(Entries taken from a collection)
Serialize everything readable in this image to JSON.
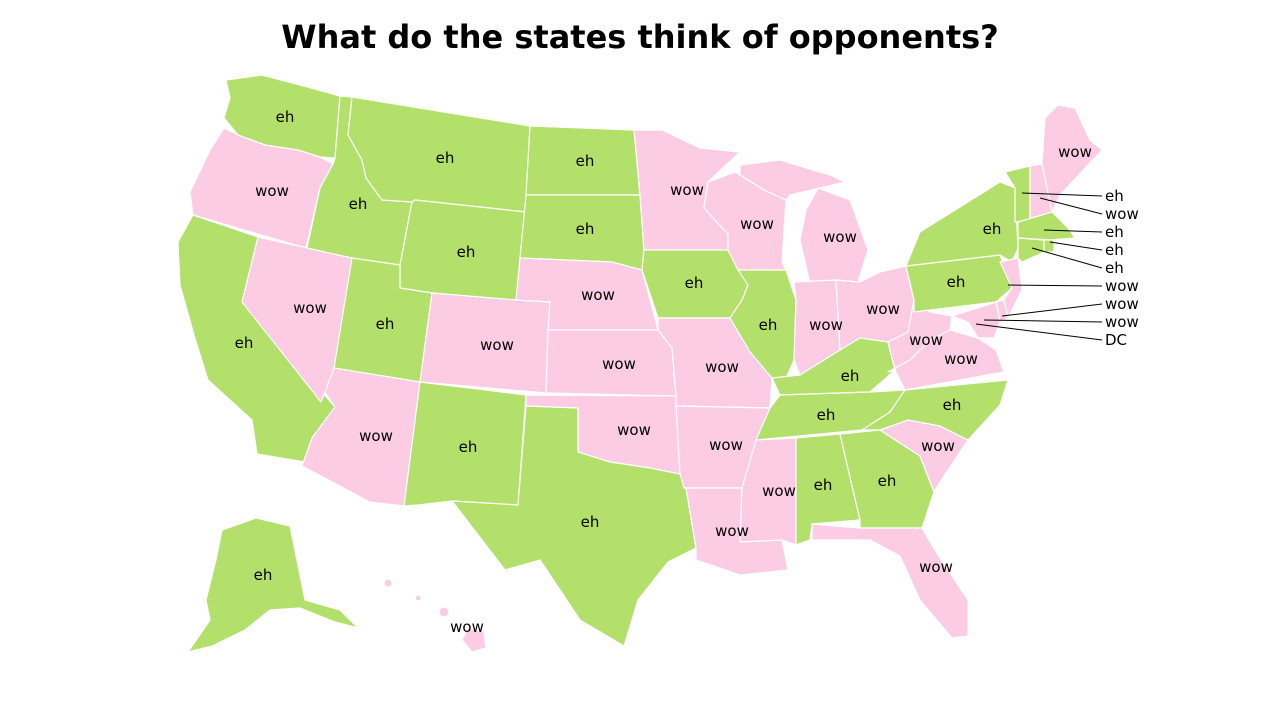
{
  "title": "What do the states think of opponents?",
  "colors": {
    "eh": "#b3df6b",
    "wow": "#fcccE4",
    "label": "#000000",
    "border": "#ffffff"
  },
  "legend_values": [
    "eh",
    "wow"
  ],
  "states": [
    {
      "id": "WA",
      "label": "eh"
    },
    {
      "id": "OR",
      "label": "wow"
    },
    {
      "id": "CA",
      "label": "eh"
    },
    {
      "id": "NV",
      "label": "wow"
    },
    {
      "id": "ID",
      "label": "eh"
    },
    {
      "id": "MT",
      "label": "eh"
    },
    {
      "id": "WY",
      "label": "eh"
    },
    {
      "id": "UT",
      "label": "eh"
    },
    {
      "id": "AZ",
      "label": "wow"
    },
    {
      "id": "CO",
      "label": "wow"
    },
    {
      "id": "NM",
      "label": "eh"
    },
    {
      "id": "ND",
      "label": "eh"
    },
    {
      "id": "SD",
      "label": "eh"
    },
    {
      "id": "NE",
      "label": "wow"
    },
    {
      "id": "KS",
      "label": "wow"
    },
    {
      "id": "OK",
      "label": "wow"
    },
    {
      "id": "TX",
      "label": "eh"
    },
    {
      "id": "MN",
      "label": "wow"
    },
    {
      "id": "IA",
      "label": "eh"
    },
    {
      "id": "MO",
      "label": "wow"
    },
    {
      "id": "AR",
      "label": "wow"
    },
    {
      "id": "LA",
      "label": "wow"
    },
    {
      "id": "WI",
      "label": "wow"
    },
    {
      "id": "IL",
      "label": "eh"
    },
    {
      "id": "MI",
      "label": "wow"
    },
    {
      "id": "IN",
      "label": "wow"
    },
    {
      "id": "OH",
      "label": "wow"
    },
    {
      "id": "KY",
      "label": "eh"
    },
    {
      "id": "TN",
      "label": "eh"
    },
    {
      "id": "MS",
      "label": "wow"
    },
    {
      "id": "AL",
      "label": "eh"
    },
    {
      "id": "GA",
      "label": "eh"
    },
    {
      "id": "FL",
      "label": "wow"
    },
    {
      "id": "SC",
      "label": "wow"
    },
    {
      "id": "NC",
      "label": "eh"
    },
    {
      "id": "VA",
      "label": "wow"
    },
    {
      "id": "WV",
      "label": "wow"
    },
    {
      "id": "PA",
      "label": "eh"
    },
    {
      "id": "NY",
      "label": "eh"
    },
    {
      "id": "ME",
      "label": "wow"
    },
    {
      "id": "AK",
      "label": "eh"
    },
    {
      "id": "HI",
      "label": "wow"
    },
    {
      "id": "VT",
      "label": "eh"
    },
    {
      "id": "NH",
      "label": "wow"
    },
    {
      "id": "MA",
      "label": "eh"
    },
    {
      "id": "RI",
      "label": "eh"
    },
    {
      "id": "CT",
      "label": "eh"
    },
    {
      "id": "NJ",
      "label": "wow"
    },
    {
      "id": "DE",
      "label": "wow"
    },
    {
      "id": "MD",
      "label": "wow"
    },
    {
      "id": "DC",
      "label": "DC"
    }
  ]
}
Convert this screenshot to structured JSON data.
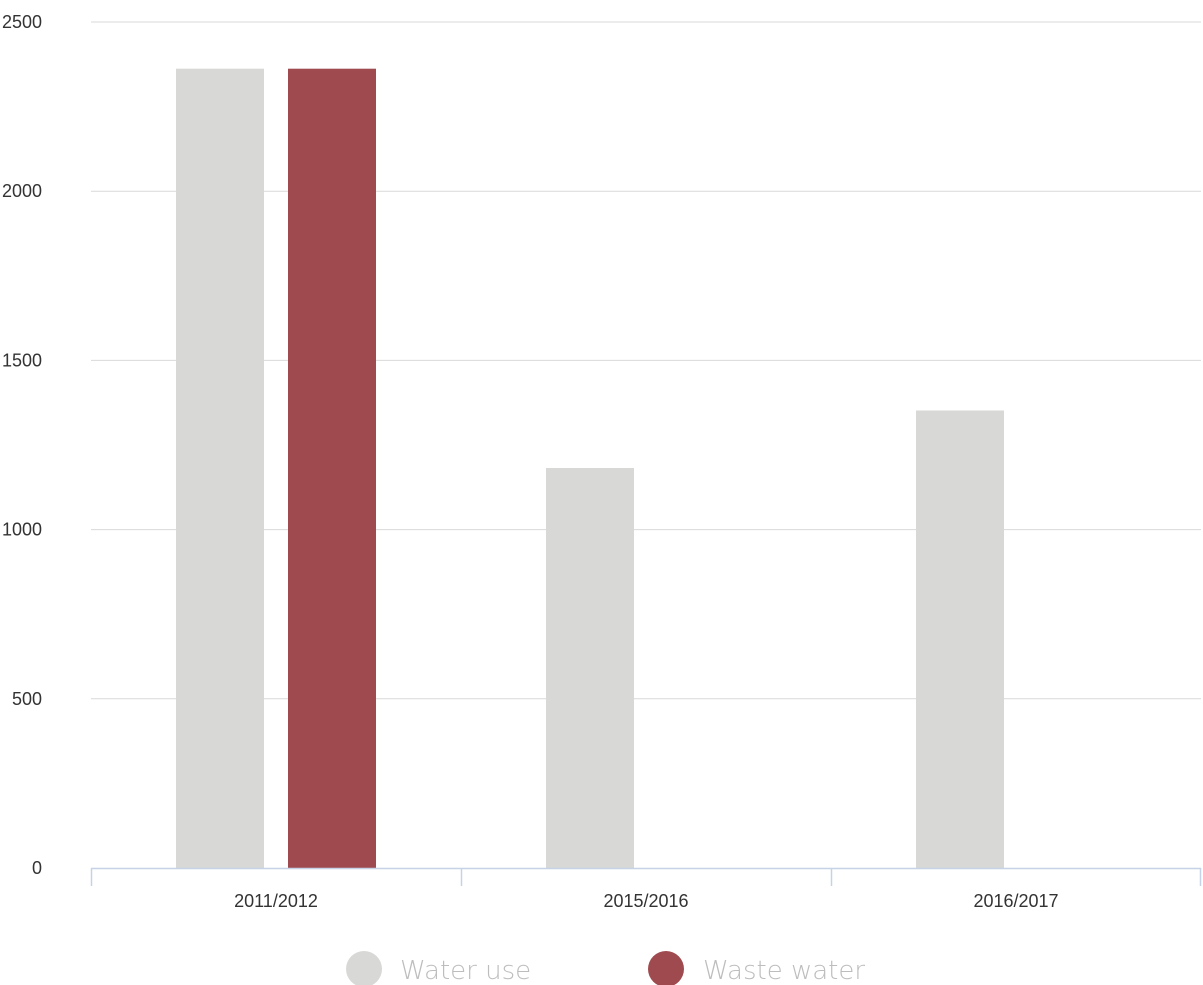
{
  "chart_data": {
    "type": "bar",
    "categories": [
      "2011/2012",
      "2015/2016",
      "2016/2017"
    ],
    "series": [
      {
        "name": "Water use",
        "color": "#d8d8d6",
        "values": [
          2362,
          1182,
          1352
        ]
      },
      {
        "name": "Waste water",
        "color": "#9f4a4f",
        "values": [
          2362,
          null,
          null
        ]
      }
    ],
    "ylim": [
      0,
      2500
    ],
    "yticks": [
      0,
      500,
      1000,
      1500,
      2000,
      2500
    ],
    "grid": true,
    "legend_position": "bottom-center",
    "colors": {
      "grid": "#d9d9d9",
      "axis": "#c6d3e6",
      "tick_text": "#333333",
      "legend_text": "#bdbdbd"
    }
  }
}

▸ **THE REQUEST**:
Extract every line above containing the word "states".

▸ **RESULT FOR THIS EXERCISE**:
  "title": "What do the states think of opponents?",
  "states": [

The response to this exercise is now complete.